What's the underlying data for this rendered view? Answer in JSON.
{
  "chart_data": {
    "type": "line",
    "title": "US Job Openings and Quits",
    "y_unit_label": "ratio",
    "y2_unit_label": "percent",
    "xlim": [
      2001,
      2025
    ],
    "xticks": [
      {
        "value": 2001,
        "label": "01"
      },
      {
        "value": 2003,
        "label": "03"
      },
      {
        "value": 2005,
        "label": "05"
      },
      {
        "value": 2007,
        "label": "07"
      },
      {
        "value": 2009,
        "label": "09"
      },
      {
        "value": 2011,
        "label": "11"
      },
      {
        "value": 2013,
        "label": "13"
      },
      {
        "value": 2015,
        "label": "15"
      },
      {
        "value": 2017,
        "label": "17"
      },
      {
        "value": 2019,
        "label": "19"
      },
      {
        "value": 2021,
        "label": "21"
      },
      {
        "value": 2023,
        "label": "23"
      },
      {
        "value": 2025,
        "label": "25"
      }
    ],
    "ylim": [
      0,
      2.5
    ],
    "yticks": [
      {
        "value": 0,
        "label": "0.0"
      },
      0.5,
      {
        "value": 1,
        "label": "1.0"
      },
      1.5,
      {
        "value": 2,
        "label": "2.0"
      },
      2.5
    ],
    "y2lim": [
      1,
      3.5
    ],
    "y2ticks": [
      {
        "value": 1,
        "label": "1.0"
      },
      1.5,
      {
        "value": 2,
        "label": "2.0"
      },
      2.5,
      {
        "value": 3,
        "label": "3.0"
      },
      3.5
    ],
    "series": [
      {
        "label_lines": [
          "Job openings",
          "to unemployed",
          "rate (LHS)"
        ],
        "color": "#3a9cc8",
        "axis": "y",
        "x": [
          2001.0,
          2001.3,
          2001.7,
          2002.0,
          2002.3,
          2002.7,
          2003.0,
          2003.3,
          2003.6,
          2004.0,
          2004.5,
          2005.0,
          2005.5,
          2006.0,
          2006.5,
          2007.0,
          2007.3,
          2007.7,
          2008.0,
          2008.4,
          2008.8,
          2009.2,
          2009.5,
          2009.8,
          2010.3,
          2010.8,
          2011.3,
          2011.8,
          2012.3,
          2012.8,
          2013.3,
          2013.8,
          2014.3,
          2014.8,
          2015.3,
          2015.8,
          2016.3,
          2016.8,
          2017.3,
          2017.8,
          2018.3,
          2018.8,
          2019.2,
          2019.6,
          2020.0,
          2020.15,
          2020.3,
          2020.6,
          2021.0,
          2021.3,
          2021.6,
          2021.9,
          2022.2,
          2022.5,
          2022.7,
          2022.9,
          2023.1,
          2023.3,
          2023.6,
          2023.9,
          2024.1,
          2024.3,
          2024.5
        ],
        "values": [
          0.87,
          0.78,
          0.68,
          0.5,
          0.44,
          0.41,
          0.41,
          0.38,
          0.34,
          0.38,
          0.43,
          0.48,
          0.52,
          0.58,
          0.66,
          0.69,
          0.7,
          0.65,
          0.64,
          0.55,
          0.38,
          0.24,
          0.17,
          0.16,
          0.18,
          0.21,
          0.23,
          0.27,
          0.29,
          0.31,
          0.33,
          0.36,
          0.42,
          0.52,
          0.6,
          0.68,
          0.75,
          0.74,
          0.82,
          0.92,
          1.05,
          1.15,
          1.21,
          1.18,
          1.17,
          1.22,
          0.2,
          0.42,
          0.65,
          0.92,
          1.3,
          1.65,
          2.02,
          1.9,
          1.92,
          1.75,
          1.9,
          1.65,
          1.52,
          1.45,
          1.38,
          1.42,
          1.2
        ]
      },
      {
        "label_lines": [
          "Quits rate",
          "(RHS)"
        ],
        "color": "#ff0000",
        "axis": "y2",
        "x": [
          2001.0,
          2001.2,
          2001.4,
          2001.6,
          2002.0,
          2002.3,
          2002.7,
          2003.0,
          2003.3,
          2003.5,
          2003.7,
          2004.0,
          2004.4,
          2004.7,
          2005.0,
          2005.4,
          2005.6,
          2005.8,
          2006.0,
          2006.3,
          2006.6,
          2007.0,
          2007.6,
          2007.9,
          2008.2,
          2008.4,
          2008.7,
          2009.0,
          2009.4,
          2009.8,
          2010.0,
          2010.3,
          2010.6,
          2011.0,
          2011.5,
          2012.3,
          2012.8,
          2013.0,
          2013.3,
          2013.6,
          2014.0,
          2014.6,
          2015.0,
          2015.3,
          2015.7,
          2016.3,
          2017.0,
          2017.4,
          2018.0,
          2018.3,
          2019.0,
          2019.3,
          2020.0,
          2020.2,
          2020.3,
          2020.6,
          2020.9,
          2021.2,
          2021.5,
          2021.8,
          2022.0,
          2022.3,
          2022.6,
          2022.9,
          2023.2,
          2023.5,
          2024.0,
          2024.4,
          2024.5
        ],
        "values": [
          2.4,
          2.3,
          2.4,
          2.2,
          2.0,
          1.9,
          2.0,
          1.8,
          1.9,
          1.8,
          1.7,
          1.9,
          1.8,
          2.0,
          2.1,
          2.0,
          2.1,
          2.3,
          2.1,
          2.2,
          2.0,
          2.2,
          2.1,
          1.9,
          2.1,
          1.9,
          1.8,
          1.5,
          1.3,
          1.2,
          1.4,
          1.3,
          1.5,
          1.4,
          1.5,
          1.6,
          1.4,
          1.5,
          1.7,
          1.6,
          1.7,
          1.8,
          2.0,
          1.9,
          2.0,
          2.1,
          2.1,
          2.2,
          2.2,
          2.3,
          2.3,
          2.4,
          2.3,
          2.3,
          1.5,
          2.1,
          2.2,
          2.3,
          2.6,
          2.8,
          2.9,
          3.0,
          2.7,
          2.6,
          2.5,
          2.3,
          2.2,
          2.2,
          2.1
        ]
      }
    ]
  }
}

=-=-=

**TASK DIRECTIONS:** Give back the whole listing, word for word.

**ANSWER BELOW:**
What's the underlying data for this rendered view? Answer in JSON.
{
  "chart_data": {
    "type": "line",
    "title": "US Job Openings and Quits",
    "y_unit_label": "ratio",
    "y2_unit_label": "percent",
    "xlim": [
      2001,
      2025
    ],
    "xticks": [
      {
        "value": 2001,
        "label": "01"
      },
      {
        "value": 2003,
        "label": "03"
      },
      {
        "value": 2005,
        "label": "05"
      },
      {
        "value": 2007,
        "label": "07"
      },
      {
        "value": 2009,
        "label": "09"
      },
      {
        "value": 2011,
        "label": "11"
      },
      {
        "value": 2013,
        "label": "13"
      },
      {
        "value": 2015,
        "label": "15"
      },
      {
        "value": 2017,
        "label": "17"
      },
      {
        "value": 2019,
        "label": "19"
      },
      {
        "value": 2021,
        "label": "21"
      },
      {
        "value": 2023,
        "label": "23"
      },
      {
        "value": 2025,
        "label": "25"
      }
    ],
    "ylim": [
      0,
      2.5
    ],
    "yticks": [
      {
        "value": 0,
        "label": "0.0"
      },
      0.5,
      {
        "value": 1,
        "label": "1.0"
      },
      1.5,
      {
        "value": 2,
        "label": "2.0"
      },
      2.5
    ],
    "y2lim": [
      1,
      3.5
    ],
    "y2ticks": [
      {
        "value": 1,
        "label": "1.0"
      },
      1.5,
      {
        "value": 2,
        "label": "2.0"
      },
      2.5,
      {
        "value": 3,
        "label": "3.0"
      },
      3.5
    ],
    "series": [
      {
        "label_lines": [
          "Job openings",
          "to unemployed",
          "rate (LHS)"
        ],
        "color": "#3a9cc8",
        "axis": "y",
        "x": [
          2001.0,
          2001.3,
          2001.7,
          2002.0,
          2002.3,
          2002.7,
          2003.0,
          2003.3,
          2003.6,
          2004.0,
          2004.5,
          2005.0,
          2005.5,
          2006.0,
          2006.5,
          2007.0,
          2007.3,
          2007.7,
          2008.0,
          2008.4,
          2008.8,
          2009.2,
          2009.5,
          2009.8,
          2010.3,
          2010.8,
          2011.3,
          2011.8,
          2012.3,
          2012.8,
          2013.3,
          2013.8,
          2014.3,
          2014.8,
          2015.3,
          2015.8,
          2016.3,
          2016.8,
          2017.3,
          2017.8,
          2018.3,
          2018.8,
          2019.2,
          2019.6,
          2020.0,
          2020.15,
          2020.3,
          2020.6,
          2021.0,
          2021.3,
          2021.6,
          2021.9,
          2022.2,
          2022.5,
          2022.7,
          2022.9,
          2023.1,
          2023.3,
          2023.6,
          2023.9,
          2024.1,
          2024.3,
          2024.5
        ],
        "values": [
          0.87,
          0.78,
          0.68,
          0.5,
          0.44,
          0.41,
          0.41,
          0.38,
          0.34,
          0.38,
          0.43,
          0.48,
          0.52,
          0.58,
          0.66,
          0.69,
          0.7,
          0.65,
          0.64,
          0.55,
          0.38,
          0.24,
          0.17,
          0.16,
          0.18,
          0.21,
          0.23,
          0.27,
          0.29,
          0.31,
          0.33,
          0.36,
          0.42,
          0.52,
          0.6,
          0.68,
          0.75,
          0.74,
          0.82,
          0.92,
          1.05,
          1.15,
          1.21,
          1.18,
          1.17,
          1.22,
          0.2,
          0.42,
          0.65,
          0.92,
          1.3,
          1.65,
          2.02,
          1.9,
          1.92,
          1.75,
          1.9,
          1.65,
          1.52,
          1.45,
          1.38,
          1.42,
          1.2
        ]
      },
      {
        "label_lines": [
          "Quits rate",
          "(RHS)"
        ],
        "color": "#ff0000",
        "axis": "y2",
        "x": [
          2001.0,
          2001.2,
          2001.4,
          2001.6,
          2002.0,
          2002.3,
          2002.7,
          2003.0,
          2003.3,
          2003.5,
          2003.7,
          2004.0,
          2004.4,
          2004.7,
          2005.0,
          2005.4,
          2005.6,
          2005.8,
          2006.0,
          2006.3,
          2006.6,
          2007.0,
          2007.6,
          2007.9,
          2008.2,
          2008.4,
          2008.7,
          2009.0,
          2009.4,
          2009.8,
          2010.0,
          2010.3,
          2010.6,
          2011.0,
          2011.5,
          2012.3,
          2012.8,
          2013.0,
          2013.3,
          2013.6,
          2014.0,
          2014.6,
          2015.0,
          2015.3,
          2015.7,
          2016.3,
          2017.0,
          2017.4,
          2018.0,
          2018.3,
          2019.0,
          2019.3,
          2020.0,
          2020.2,
          2020.3,
          2020.6,
          2020.9,
          2021.2,
          2021.5,
          2021.8,
          2022.0,
          2022.3,
          2022.6,
          2022.9,
          2023.2,
          2023.5,
          2024.0,
          2024.4,
          2024.5
        ],
        "values": [
          2.4,
          2.3,
          2.4,
          2.2,
          2.0,
          1.9,
          2.0,
          1.8,
          1.9,
          1.8,
          1.7,
          1.9,
          1.8,
          2.0,
          2.1,
          2.0,
          2.1,
          2.3,
          2.1,
          2.2,
          2.0,
          2.2,
          2.1,
          1.9,
          2.1,
          1.9,
          1.8,
          1.5,
          1.3,
          1.2,
          1.4,
          1.3,
          1.5,
          1.4,
          1.5,
          1.6,
          1.4,
          1.5,
          1.7,
          1.6,
          1.7,
          1.8,
          2.0,
          1.9,
          2.0,
          2.1,
          2.1,
          2.2,
          2.2,
          2.3,
          2.3,
          2.4,
          2.3,
          2.3,
          1.5,
          2.1,
          2.2,
          2.3,
          2.6,
          2.8,
          2.9,
          3.0,
          2.7,
          2.6,
          2.5,
          2.3,
          2.2,
          2.2,
          2.1
        ]
      }
    ]
  }
}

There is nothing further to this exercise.